-- Begin --

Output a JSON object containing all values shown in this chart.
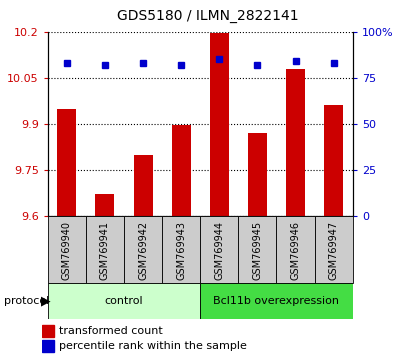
{
  "title": "GDS5180 / ILMN_2822141",
  "categories": [
    "GSM769940",
    "GSM769941",
    "GSM769942",
    "GSM769943",
    "GSM769944",
    "GSM769945",
    "GSM769946",
    "GSM769947"
  ],
  "bar_values": [
    9.95,
    9.67,
    9.8,
    9.895,
    10.195,
    9.87,
    10.08,
    9.96
  ],
  "percentile_values": [
    83,
    82,
    83,
    82,
    85,
    82,
    84,
    83
  ],
  "ylim_left": [
    9.6,
    10.2
  ],
  "ylim_right": [
    0,
    100
  ],
  "yticks_left": [
    9.6,
    9.75,
    9.9,
    10.05,
    10.2
  ],
  "ytick_labels_left": [
    "9.6",
    "9.75",
    "9.9",
    "10.05",
    "10.2"
  ],
  "yticks_right": [
    0,
    25,
    50,
    75,
    100
  ],
  "ytick_labels_right": [
    "0",
    "25",
    "50",
    "75",
    "100%"
  ],
  "bar_color": "#CC0000",
  "dot_color": "#0000CC",
  "control_label": "control",
  "overexpression_label": "Bcl11b overexpression",
  "protocol_label": "protocol",
  "legend_bar_label": "transformed count",
  "legend_dot_label": "percentile rank within the sample",
  "control_color": "#ccffcc",
  "overexpression_color": "#44dd44",
  "xlabel_area_color": "#cccccc",
  "n_control": 4,
  "n_over": 4
}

-- End --

Except for the pictures, reproduce every line exactly.

**The solution**
Output a JSON object containing all values shown in this chart.
{
  "title": "GDS5180 / ILMN_2822141",
  "categories": [
    "GSM769940",
    "GSM769941",
    "GSM769942",
    "GSM769943",
    "GSM769944",
    "GSM769945",
    "GSM769946",
    "GSM769947"
  ],
  "bar_values": [
    9.95,
    9.67,
    9.8,
    9.895,
    10.195,
    9.87,
    10.08,
    9.96
  ],
  "percentile_values": [
    83,
    82,
    83,
    82,
    85,
    82,
    84,
    83
  ],
  "ylim_left": [
    9.6,
    10.2
  ],
  "ylim_right": [
    0,
    100
  ],
  "yticks_left": [
    9.6,
    9.75,
    9.9,
    10.05,
    10.2
  ],
  "ytick_labels_left": [
    "9.6",
    "9.75",
    "9.9",
    "10.05",
    "10.2"
  ],
  "yticks_right": [
    0,
    25,
    50,
    75,
    100
  ],
  "ytick_labels_right": [
    "0",
    "25",
    "50",
    "75",
    "100%"
  ],
  "bar_color": "#CC0000",
  "dot_color": "#0000CC",
  "control_label": "control",
  "overexpression_label": "Bcl11b overexpression",
  "protocol_label": "protocol",
  "legend_bar_label": "transformed count",
  "legend_dot_label": "percentile rank within the sample",
  "control_color": "#ccffcc",
  "overexpression_color": "#44dd44",
  "xlabel_area_color": "#cccccc",
  "n_control": 4,
  "n_over": 4
}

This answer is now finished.